* _SET TASK_
Your task is to transcribe the records exactly, skipping every image.

Figure contents as structured data

_ _ _ _ _ _ _

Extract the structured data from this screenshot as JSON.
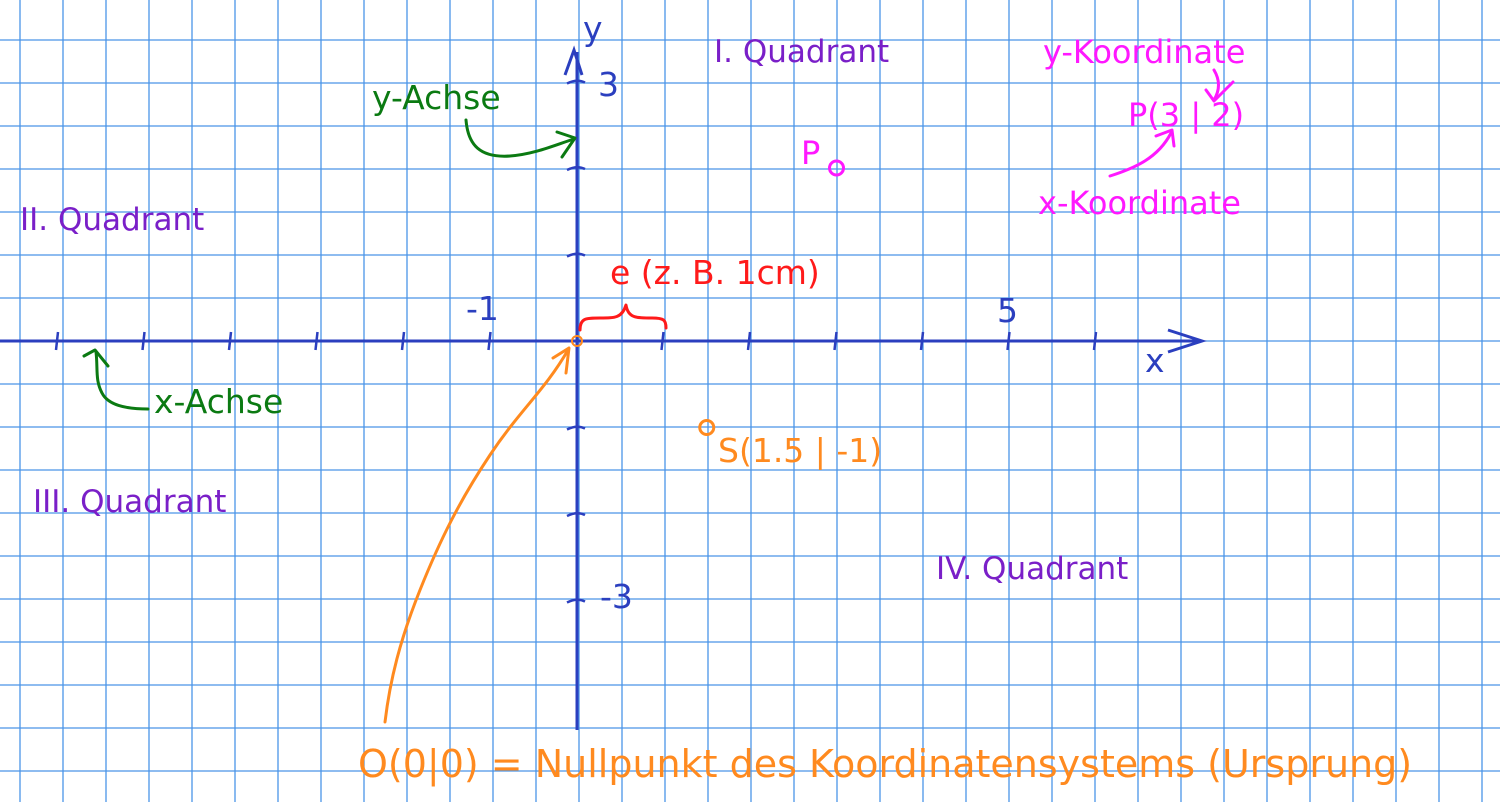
{
  "colors": {
    "grid": "#4a95e8",
    "axes": "#2b3fbf",
    "quadrant_labels": "#7a1fc8",
    "axis_notes": "#0b7a12",
    "point_P": "#ff18ff",
    "unit_note": "#ff1a1a",
    "origin_note": "#ff8a1f"
  },
  "axes": {
    "x_name": "x",
    "y_name": "y",
    "x_tick_labels": {
      "minus_one": "-1",
      "five": "5"
    },
    "y_tick_labels": {
      "three": "3",
      "minus_three": "-3"
    }
  },
  "quadrants": {
    "q1": "I. Quadrant",
    "q2": "II. Quadrant",
    "q3": "III. Quadrant",
    "q4": "IV. Quadrant"
  },
  "annotations": {
    "y_axis": "y-Achse",
    "x_axis": "x-Achse",
    "unit": "e (z. B. 1cm)",
    "y_coordinate": "y-Koordinate",
    "x_coordinate": "x-Koordinate",
    "point_P_formula": "P(3 | 2)",
    "origin": "O(0|0) = Nullpunkt des Koordinatensystems (Ursprung)"
  },
  "points": [
    {
      "id": "P",
      "label": "P",
      "x": 3,
      "y": 2
    },
    {
      "id": "S",
      "label": "S(1.5 | -1)",
      "x": 1.5,
      "y": -1
    },
    {
      "id": "O",
      "label": "",
      "x": 0,
      "y": 0
    }
  ]
}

_ _ _ _ _ _ _

* _WRITTEN SOLUTION_
Extract the structured data from this screenshot as JSON.
{
  "colors": {
    "grid": "#4a95e8",
    "axes": "#2b3fbf",
    "quadrant_labels": "#7a1fc8",
    "axis_notes": "#0b7a12",
    "point_P": "#ff18ff",
    "unit_note": "#ff1a1a",
    "origin_note": "#ff8a1f"
  },
  "axes": {
    "x_name": "x",
    "y_name": "y",
    "x_tick_labels": {
      "minus_one": "-1",
      "five": "5"
    },
    "y_tick_labels": {
      "three": "3",
      "minus_three": "-3"
    }
  },
  "quadrants": {
    "q1": "I. Quadrant",
    "q2": "II. Quadrant",
    "q3": "III. Quadrant",
    "q4": "IV. Quadrant"
  },
  "annotations": {
    "y_axis": "y-Achse",
    "x_axis": "x-Achse",
    "unit": "e (z. B. 1cm)",
    "y_coordinate": "y-Koordinate",
    "x_coordinate": "x-Koordinate",
    "point_P_formula": "P(3 | 2)",
    "origin": "O(0|0) = Nullpunkt des Koordinatensystems (Ursprung)"
  },
  "points": [
    {
      "id": "P",
      "label": "P",
      "x": 3,
      "y": 2
    },
    {
      "id": "S",
      "label": "S(1.5 | -1)",
      "x": 1.5,
      "y": -1
    },
    {
      "id": "O",
      "label": "",
      "x": 0,
      "y": 0
    }
  ]
}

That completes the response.